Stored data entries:
— Start —
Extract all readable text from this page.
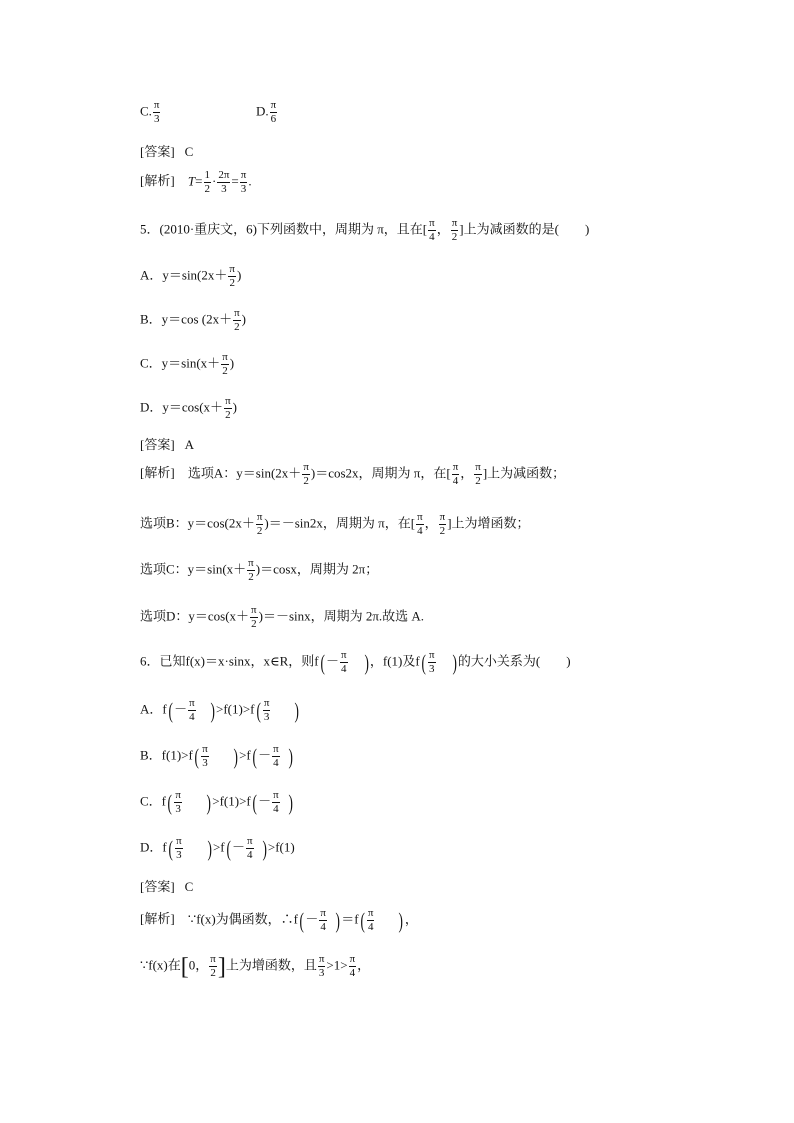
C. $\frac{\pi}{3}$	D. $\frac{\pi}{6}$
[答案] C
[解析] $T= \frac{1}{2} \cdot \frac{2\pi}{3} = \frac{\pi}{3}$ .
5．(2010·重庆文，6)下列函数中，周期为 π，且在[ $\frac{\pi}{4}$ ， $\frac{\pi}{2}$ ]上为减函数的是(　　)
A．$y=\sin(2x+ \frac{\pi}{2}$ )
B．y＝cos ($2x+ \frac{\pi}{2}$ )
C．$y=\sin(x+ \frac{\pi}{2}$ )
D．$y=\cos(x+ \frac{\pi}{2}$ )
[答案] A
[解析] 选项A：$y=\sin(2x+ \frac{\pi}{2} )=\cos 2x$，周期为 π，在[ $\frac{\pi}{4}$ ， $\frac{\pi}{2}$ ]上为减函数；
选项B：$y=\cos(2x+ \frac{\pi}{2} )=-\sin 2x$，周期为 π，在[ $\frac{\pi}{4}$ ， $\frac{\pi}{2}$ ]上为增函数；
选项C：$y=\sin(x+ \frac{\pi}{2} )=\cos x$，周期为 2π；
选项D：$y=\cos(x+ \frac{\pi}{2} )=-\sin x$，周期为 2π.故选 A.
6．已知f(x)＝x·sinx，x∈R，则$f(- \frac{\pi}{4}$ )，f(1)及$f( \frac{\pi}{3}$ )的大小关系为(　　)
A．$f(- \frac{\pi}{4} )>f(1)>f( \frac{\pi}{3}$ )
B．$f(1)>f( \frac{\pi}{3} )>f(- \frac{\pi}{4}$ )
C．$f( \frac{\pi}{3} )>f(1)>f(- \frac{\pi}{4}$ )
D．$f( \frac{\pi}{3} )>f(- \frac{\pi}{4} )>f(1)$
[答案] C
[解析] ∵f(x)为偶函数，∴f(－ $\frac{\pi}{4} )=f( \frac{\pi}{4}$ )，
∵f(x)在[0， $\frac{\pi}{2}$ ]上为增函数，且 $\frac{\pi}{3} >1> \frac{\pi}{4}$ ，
— End —
— Start —
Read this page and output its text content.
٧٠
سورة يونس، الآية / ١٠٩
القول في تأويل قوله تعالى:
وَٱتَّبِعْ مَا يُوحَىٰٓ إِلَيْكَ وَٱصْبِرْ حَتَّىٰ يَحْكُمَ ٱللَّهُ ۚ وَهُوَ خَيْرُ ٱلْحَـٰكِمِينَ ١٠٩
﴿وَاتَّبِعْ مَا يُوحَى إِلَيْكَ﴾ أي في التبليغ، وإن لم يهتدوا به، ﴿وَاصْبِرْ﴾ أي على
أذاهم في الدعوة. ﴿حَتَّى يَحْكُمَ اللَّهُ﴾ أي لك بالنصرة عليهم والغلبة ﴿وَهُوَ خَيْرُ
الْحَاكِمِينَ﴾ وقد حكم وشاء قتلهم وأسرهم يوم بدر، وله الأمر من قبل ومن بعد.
— End —
**Directive**
Each line in the listing above either holds the string "this" or does not; state how many do, giving the number only.

**Reply**
2